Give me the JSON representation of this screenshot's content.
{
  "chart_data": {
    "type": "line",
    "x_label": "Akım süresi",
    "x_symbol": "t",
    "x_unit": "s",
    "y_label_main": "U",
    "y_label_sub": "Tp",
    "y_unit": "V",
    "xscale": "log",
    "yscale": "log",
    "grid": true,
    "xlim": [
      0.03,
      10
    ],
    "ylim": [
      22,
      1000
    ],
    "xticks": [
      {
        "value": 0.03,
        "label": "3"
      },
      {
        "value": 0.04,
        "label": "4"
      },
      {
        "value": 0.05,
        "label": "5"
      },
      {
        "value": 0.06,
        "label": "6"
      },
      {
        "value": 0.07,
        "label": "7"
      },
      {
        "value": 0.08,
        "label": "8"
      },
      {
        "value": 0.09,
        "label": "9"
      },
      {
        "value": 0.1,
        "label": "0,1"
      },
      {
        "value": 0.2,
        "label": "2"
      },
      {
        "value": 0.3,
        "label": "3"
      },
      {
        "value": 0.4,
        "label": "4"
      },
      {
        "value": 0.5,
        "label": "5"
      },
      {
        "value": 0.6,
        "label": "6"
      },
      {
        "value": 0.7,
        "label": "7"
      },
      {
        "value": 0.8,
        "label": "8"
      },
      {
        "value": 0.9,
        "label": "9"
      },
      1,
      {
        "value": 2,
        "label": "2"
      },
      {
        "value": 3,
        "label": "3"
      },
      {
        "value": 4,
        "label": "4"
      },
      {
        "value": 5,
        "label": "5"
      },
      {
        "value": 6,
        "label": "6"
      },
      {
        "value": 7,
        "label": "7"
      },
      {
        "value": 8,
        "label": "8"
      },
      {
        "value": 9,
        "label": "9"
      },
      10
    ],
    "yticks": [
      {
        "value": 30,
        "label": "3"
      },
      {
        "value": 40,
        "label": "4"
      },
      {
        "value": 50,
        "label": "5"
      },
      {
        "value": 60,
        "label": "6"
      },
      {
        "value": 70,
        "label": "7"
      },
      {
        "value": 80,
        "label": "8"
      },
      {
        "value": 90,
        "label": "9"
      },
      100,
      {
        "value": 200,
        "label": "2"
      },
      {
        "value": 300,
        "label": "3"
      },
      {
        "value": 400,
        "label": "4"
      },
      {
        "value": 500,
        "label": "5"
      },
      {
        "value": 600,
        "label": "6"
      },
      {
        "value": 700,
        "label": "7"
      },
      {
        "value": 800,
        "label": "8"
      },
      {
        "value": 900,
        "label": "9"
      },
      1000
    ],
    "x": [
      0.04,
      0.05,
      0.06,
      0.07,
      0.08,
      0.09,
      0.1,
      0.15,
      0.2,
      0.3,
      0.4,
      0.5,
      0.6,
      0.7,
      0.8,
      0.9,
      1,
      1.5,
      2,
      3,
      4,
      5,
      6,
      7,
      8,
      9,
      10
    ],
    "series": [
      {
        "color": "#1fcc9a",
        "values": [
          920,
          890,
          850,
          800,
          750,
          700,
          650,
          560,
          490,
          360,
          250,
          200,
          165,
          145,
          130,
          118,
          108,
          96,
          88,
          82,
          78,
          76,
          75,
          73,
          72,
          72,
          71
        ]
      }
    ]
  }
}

# # # # #

Exercise brief:
Take the entries above and transcribe them exactly.

Result of this exercise:
Give me the JSON representation of this screenshot's content.
{
  "chart_data": {
    "type": "line",
    "x_label": "Akım süresi",
    "x_symbol": "t",
    "x_unit": "s",
    "y_label_main": "U",
    "y_label_sub": "Tp",
    "y_unit": "V",
    "xscale": "log",
    "yscale": "log",
    "grid": true,
    "xlim": [
      0.03,
      10
    ],
    "ylim": [
      22,
      1000
    ],
    "xticks": [
      {
        "value": 0.03,
        "label": "3"
      },
      {
        "value": 0.04,
        "label": "4"
      },
      {
        "value": 0.05,
        "label": "5"
      },
      {
        "value": 0.06,
        "label": "6"
      },
      {
        "value": 0.07,
        "label": "7"
      },
      {
        "value": 0.08,
        "label": "8"
      },
      {
        "value": 0.09,
        "label": "9"
      },
      {
        "value": 0.1,
        "label": "0,1"
      },
      {
        "value": 0.2,
        "label": "2"
      },
      {
        "value": 0.3,
        "label": "3"
      },
      {
        "value": 0.4,
        "label": "4"
      },
      {
        "value": 0.5,
        "label": "5"
      },
      {
        "value": 0.6,
        "label": "6"
      },
      {
        "value": 0.7,
        "label": "7"
      },
      {
        "value": 0.8,
        "label": "8"
      },
      {
        "value": 0.9,
        "label": "9"
      },
      1,
      {
        "value": 2,
        "label": "2"
      },
      {
        "value": 3,
        "label": "3"
      },
      {
        "value": 4,
        "label": "4"
      },
      {
        "value": 5,
        "label": "5"
      },
      {
        "value": 6,
        "label": "6"
      },
      {
        "value": 7,
        "label": "7"
      },
      {
        "value": 8,
        "label": "8"
      },
      {
        "value": 9,
        "label": "9"
      },
      10
    ],
    "yticks": [
      {
        "value": 30,
        "label": "3"
      },
      {
        "value": 40,
        "label": "4"
      },
      {
        "value": 50,
        "label": "5"
      },
      {
        "value": 60,
        "label": "6"
      },
      {
        "value": 70,
        "label": "7"
      },
      {
        "value": 80,
        "label": "8"
      },
      {
        "value": 90,
        "label": "9"
      },
      100,
      {
        "value": 200,
        "label": "2"
      },
      {
        "value": 300,
        "label": "3"
      },
      {
        "value": 400,
        "label": "4"
      },
      {
        "value": 500,
        "label": "5"
      },
      {
        "value": 600,
        "label": "6"
      },
      {
        "value": 700,
        "label": "7"
      },
      {
        "value": 800,
        "label": "8"
      },
      {
        "value": 900,
        "label": "9"
      },
      1000
    ],
    "x": [
      0.04,
      0.05,
      0.06,
      0.07,
      0.08,
      0.09,
      0.1,
      0.15,
      0.2,
      0.3,
      0.4,
      0.5,
      0.6,
      0.7,
      0.8,
      0.9,
      1,
      1.5,
      2,
      3,
      4,
      5,
      6,
      7,
      8,
      9,
      10
    ],
    "series": [
      {
        "color": "#1fcc9a",
        "values": [
          920,
          890,
          850,
          800,
          750,
          700,
          650,
          560,
          490,
          360,
          250,
          200,
          165,
          145,
          130,
          118,
          108,
          96,
          88,
          82,
          78,
          76,
          75,
          73,
          72,
          72,
          71
        ]
      }
    ]
  }
}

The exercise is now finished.